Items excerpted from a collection
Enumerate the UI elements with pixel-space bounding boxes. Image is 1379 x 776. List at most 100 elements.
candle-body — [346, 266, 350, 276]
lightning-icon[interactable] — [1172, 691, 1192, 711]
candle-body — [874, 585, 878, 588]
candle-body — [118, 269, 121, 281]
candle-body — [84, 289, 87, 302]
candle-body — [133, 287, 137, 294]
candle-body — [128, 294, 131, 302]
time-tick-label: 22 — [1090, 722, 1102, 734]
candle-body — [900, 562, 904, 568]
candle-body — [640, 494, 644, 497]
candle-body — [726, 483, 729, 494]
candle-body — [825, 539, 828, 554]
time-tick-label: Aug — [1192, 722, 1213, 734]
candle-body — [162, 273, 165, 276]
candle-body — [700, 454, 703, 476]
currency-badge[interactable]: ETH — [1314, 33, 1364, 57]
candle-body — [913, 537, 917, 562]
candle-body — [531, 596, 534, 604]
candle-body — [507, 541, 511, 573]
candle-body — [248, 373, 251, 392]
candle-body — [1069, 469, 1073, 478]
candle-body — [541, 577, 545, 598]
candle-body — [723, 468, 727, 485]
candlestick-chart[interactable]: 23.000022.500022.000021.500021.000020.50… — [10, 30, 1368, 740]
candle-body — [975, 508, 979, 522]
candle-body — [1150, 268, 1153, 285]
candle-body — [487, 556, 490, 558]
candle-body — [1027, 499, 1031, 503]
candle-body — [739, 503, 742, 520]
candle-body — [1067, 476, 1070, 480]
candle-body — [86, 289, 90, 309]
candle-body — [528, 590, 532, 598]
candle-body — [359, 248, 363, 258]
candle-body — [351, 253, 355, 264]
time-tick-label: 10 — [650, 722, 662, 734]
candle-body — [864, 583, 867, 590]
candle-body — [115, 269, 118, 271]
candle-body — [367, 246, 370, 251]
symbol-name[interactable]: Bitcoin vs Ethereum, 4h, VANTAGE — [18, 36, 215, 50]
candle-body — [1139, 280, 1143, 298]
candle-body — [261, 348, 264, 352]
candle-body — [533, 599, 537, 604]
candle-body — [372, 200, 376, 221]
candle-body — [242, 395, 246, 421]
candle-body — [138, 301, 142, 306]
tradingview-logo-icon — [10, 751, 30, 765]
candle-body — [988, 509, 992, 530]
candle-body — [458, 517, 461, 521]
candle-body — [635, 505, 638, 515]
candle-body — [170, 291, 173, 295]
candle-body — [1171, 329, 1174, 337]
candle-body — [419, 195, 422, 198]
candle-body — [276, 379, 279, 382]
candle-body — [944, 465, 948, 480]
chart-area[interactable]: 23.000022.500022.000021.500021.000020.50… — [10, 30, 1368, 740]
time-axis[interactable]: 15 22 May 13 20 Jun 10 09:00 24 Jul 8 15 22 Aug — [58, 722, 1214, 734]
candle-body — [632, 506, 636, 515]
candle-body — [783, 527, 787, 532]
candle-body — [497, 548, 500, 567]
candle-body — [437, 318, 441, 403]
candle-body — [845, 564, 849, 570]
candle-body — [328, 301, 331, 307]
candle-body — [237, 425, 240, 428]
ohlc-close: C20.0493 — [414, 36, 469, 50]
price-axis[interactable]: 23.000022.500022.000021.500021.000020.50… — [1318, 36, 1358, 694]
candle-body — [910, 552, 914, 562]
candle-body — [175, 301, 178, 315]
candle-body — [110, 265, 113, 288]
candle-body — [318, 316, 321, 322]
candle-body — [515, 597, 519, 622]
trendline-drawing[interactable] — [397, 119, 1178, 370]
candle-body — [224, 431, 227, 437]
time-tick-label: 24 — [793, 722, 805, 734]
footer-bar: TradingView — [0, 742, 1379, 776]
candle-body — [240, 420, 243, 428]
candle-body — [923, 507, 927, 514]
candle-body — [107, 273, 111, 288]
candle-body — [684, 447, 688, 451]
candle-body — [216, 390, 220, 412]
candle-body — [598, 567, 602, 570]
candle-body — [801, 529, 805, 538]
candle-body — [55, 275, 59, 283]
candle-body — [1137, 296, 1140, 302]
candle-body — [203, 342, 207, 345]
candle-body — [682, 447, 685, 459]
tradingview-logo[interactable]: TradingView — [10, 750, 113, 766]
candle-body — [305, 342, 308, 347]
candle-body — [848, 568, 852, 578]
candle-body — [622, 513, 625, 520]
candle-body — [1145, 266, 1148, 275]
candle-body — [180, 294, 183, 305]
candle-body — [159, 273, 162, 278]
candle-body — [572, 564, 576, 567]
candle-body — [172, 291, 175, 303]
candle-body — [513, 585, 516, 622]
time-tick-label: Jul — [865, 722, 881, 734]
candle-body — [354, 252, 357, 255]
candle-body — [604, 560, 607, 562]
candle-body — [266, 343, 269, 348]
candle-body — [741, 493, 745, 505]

▸ SET PROBLEM
Pull every line out of the items above and copy each one word for word.

▸ FINAL RESULT
Enumerate the UI elements with pixel-space bounding boxes. Image is 1379 x 776. List at most 100 elements.
candle-body — [346, 266, 350, 276]
lightning-icon[interactable] — [1172, 691, 1192, 711]
candle-body — [874, 585, 878, 588]
candle-body — [118, 269, 121, 281]
candle-body — [84, 289, 87, 302]
candle-body — [133, 287, 137, 294]
candle-body — [128, 294, 131, 302]
time-tick-label: 22 — [1090, 722, 1102, 734]
candle-body — [900, 562, 904, 568]
candle-body — [640, 494, 644, 497]
candle-body — [726, 483, 729, 494]
candle-body — [825, 539, 828, 554]
time-tick-label: Aug — [1192, 722, 1213, 734]
candle-body — [162, 273, 165, 276]
candle-body — [700, 454, 703, 476]
currency-badge[interactable]: ETH — [1314, 33, 1364, 57]
candle-body — [913, 537, 917, 562]
candle-body — [531, 596, 534, 604]
candle-body — [507, 541, 511, 573]
candle-body — [248, 373, 251, 392]
candle-body — [1069, 469, 1073, 478]
candle-body — [541, 577, 545, 598]
candle-body — [723, 468, 727, 485]
candlestick-chart[interactable]: 23.000022.500022.000021.500021.000020.50… — [10, 30, 1368, 740]
candle-body — [975, 508, 979, 522]
candle-body — [1150, 268, 1153, 285]
candle-body — [487, 556, 490, 558]
candle-body — [1027, 499, 1031, 503]
candle-body — [739, 503, 742, 520]
candle-body — [1067, 476, 1070, 480]
candle-body — [86, 289, 90, 309]
candle-body — [528, 590, 532, 598]
candle-body — [359, 248, 363, 258]
candle-body — [351, 253, 355, 264]
time-tick-label: 10 — [650, 722, 662, 734]
candle-body — [864, 583, 867, 590]
candle-body — [115, 269, 118, 271]
candle-body — [367, 246, 370, 251]
symbol-name[interactable]: Bitcoin vs Ethereum, 4h, VANTAGE — [18, 36, 215, 50]
candle-body — [1139, 280, 1143, 298]
candle-body — [261, 348, 264, 352]
candle-body — [533, 599, 537, 604]
candle-body — [372, 200, 376, 221]
candle-body — [242, 395, 246, 421]
candle-body — [138, 301, 142, 306]
tradingview-logo-icon — [10, 751, 30, 765]
candle-body — [988, 509, 992, 530]
candle-body — [458, 517, 461, 521]
candle-body — [635, 505, 638, 515]
candle-body — [170, 291, 173, 295]
candle-body — [1171, 329, 1174, 337]
candle-body — [419, 195, 422, 198]
candle-body — [276, 379, 279, 382]
candle-body — [944, 465, 948, 480]
chart-area[interactable]: 23.000022.500022.000021.500021.000020.50… — [10, 30, 1368, 740]
time-axis[interactable]: 15 22 May 13 20 Jun 10 09:00 24 Jul 8 15 22 Aug — [58, 722, 1214, 734]
candle-body — [632, 506, 636, 515]
candle-body — [783, 527, 787, 532]
candle-body — [497, 548, 500, 567]
candle-body — [437, 318, 441, 403]
candle-body — [845, 564, 849, 570]
candle-body — [328, 301, 331, 307]
candle-body — [237, 425, 240, 428]
ohlc-close: C20.0493 — [414, 36, 469, 50]
price-axis[interactable]: 23.000022.500022.000021.500021.000020.50… — [1318, 36, 1358, 694]
candle-body — [910, 552, 914, 562]
candle-body — [175, 301, 178, 315]
candle-body — [110, 265, 113, 288]
candle-body — [318, 316, 321, 322]
candle-body — [515, 597, 519, 622]
trendline-drawing[interactable] — [397, 119, 1178, 370]
candle-body — [224, 431, 227, 437]
time-tick-label: 24 — [793, 722, 805, 734]
footer-bar: TradingView — [0, 742, 1379, 776]
candle-body — [240, 420, 243, 428]
candle-body — [923, 507, 927, 514]
candle-body — [107, 273, 111, 288]
candle-body — [684, 447, 688, 451]
candle-body — [216, 390, 220, 412]
candle-body — [598, 567, 602, 570]
candle-body — [801, 529, 805, 538]
candle-body — [55, 275, 59, 283]
candle-body — [1137, 296, 1140, 302]
candle-body — [203, 342, 207, 345]
candle-body — [682, 447, 685, 459]
tradingview-logo[interactable]: TradingView — [10, 750, 113, 766]
candle-body — [305, 342, 308, 347]
candle-body — [848, 568, 852, 578]
candle-body — [622, 513, 625, 520]
candle-body — [1145, 266, 1148, 275]
candle-body — [180, 294, 183, 305]
candle-body — [159, 273, 162, 278]
candle-body — [572, 564, 576, 567]
candle-body — [172, 291, 175, 303]
candle-body — [513, 585, 516, 622]
time-tick-label: Jul — [865, 722, 881, 734]
candle-body — [354, 252, 357, 255]
candle-body — [604, 560, 607, 562]
candle-body — [266, 343, 269, 348]
candle-body — [741, 493, 745, 505]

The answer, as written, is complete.